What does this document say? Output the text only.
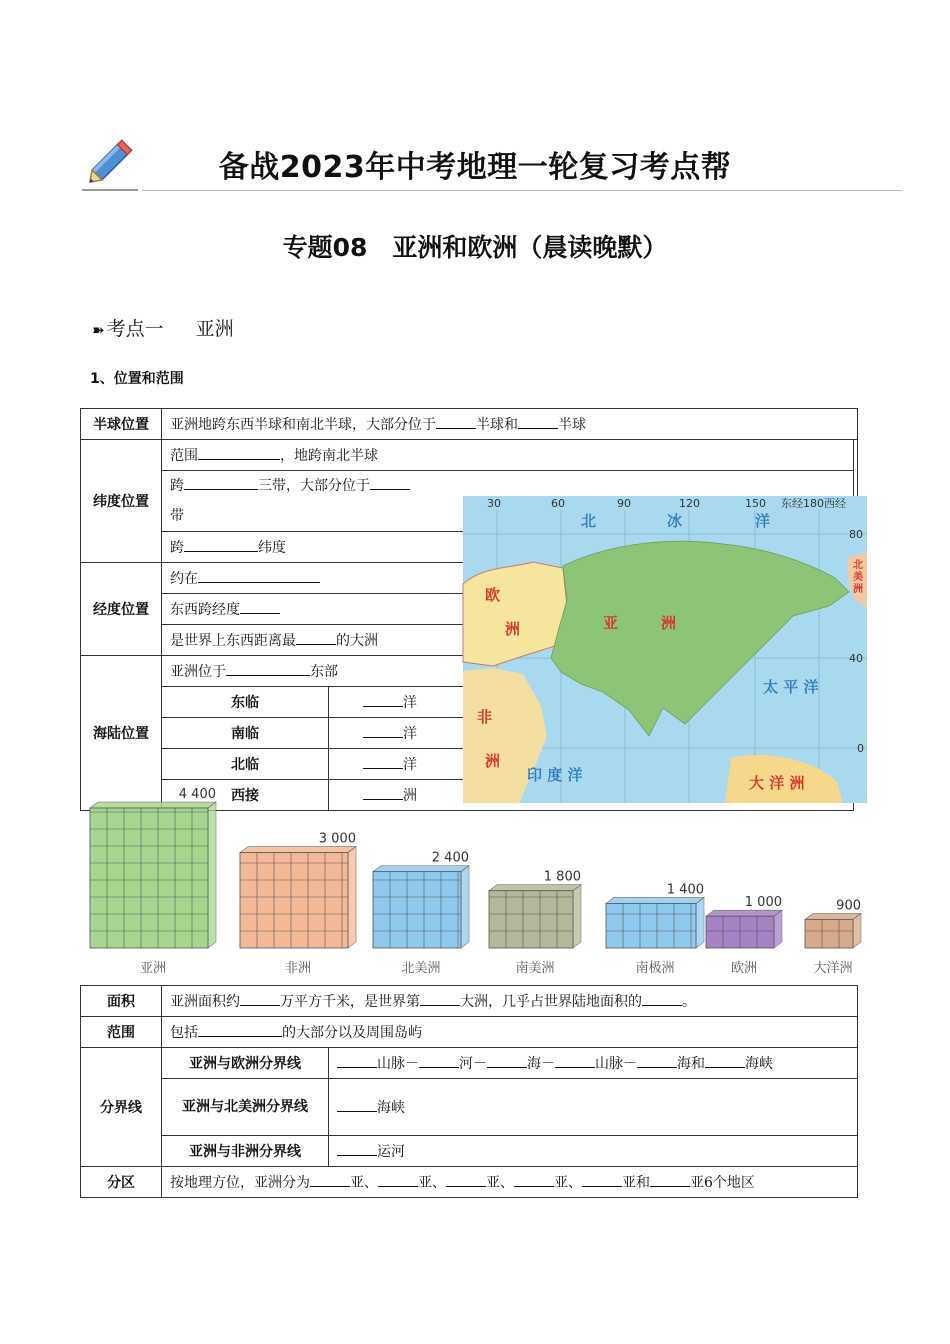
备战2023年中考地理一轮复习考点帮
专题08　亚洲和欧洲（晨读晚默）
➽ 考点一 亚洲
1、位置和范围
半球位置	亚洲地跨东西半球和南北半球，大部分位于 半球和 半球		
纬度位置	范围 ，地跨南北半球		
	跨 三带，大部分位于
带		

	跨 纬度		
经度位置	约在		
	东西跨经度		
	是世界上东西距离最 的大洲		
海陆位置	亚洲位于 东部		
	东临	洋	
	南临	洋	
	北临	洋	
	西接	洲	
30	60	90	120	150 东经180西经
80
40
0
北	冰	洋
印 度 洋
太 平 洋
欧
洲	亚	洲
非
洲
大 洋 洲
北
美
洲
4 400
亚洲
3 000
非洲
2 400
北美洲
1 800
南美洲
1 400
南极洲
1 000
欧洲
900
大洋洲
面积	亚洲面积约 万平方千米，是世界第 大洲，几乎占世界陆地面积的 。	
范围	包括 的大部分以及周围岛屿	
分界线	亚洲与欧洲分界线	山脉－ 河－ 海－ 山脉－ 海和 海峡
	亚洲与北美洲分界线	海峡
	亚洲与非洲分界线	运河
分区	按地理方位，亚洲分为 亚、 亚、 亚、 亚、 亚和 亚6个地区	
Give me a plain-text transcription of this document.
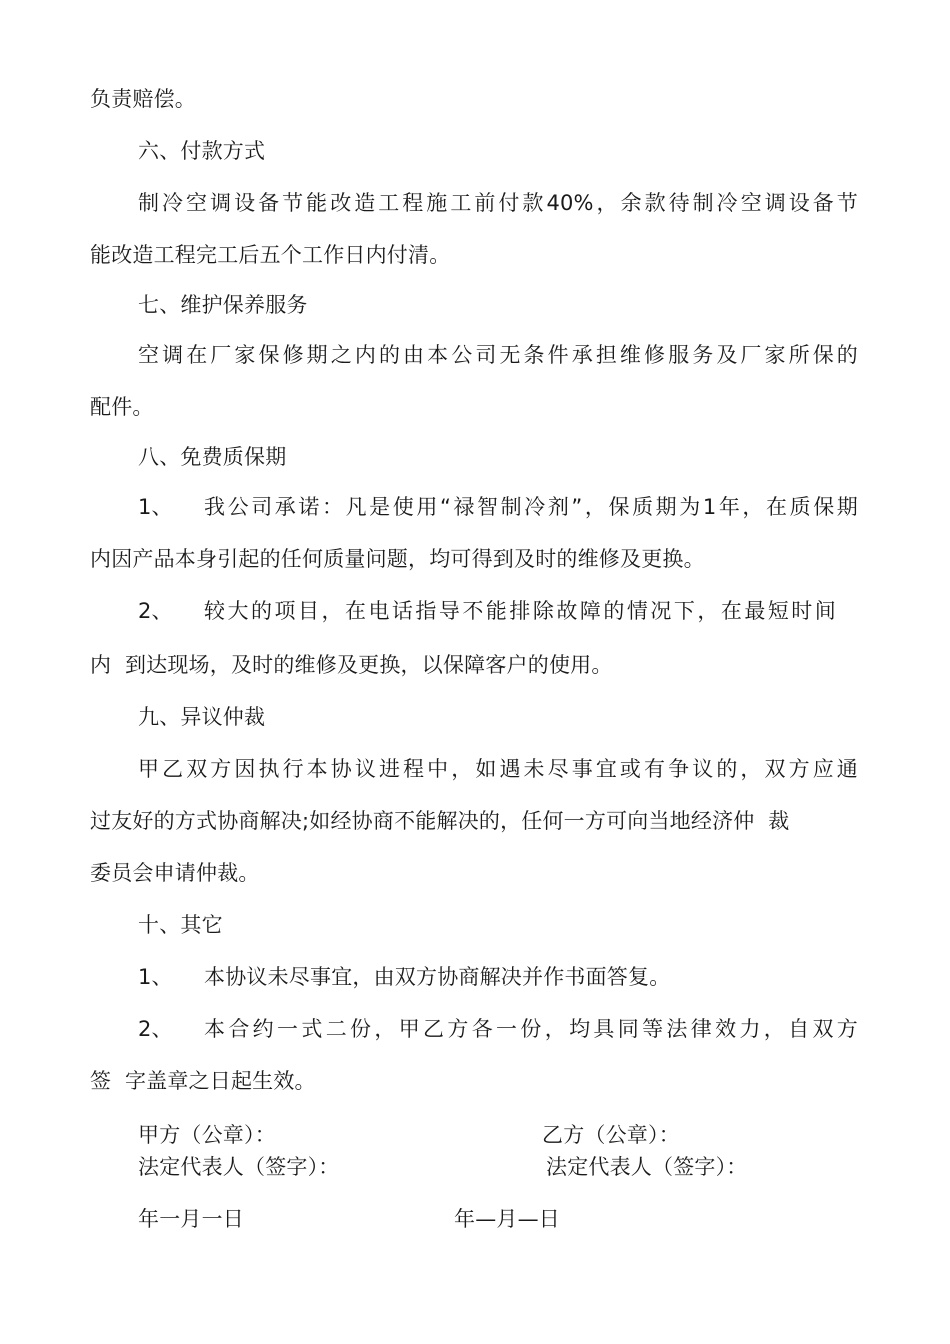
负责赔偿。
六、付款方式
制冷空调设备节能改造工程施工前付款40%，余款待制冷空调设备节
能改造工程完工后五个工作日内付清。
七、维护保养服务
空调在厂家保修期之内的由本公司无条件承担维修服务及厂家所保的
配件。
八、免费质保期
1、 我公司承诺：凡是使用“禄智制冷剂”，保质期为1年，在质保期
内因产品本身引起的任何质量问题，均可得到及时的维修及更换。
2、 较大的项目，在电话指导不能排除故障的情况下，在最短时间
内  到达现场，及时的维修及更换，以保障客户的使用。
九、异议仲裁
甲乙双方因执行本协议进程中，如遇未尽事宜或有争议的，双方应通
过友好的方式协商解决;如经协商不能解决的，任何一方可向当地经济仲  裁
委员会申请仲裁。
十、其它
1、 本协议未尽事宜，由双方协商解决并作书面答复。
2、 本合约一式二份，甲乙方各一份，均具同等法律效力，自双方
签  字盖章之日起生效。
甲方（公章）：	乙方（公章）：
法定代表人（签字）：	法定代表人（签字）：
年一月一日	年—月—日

*-*-*

__What needs to be done__. Quote the entries in full. Any image among them is to be omitted from the copy.

__Written answer__.
What does this document say? Output the text only.
备战2023年中考地理一轮复习考点帮
专题08　亚洲和欧洲（晨读晚默）
➽ 考点一 亚洲
1、位置和范围
半球位置	亚洲地跨东西半球和南北半球，大部分位于 半球和 半球		
纬度位置	范围 ，地跨南北半球		
	跨 三带，大部分位于
带		

	跨 纬度		
经度位置	约在		
	东西跨经度		
	是世界上东西距离最 的大洲		
海陆位置	亚洲位于 东部		
	东临	洋	
	南临	洋	
	北临	洋	
	西接	洲	
30	60	90	120	150 东经180西经
80
40
0
北	冰	洋
印 度 洋
太 平 洋
欧
洲	亚	洲
非
洲
大 洋 洲
北
美
洲
4 400
亚洲
3 000
非洲
2 400
北美洲
1 800
南美洲
1 400
南极洲
1 000
欧洲
900
大洋洲
面积	亚洲面积约 万平方千米，是世界第 大洲，几乎占世界陆地面积的 。	
范围	包括 的大部分以及周围岛屿	
分界线	亚洲与欧洲分界线	山脉－ 河－ 海－ 山脉－ 海和 海峡
	亚洲与北美洲分界线	海峡
	亚洲与非洲分界线	运河
分区	按地理方位，亚洲分为 亚、 亚、 亚、 亚、 亚和 亚6个地区	
Give me a plain-text transcription of this document.
负责赔偿。
六、付款方式
制冷空调设备节能改造工程施工前付款40%，余款待制冷空调设备节
能改造工程完工后五个工作日内付清。
七、维护保养服务
空调在厂家保修期之内的由本公司无条件承担维修服务及厂家所保的
配件。
八、免费质保期
1、 我公司承诺：凡是使用“禄智制冷剂”，保质期为1年，在质保期
内因产品本身引起的任何质量问题，均可得到及时的维修及更换。
2、 较大的项目，在电话指导不能排除故障的情况下，在最短时间
内  到达现场，及时的维修及更换，以保障客户的使用。
九、异议仲裁
甲乙双方因执行本协议进程中，如遇未尽事宜或有争议的，双方应通
过友好的方式协商解决;如经协商不能解决的，任何一方可向当地经济仲  裁
委员会申请仲裁。
十、其它
1、 本协议未尽事宜，由双方协商解决并作书面答复。
2、 本合约一式二份，甲乙方各一份，均具同等法律效力，自双方
签  字盖章之日起生效。
甲方（公章）：	乙方（公章）：
法定代表人（签字）：	法定代表人（签字）：
年一月一日	年—月—日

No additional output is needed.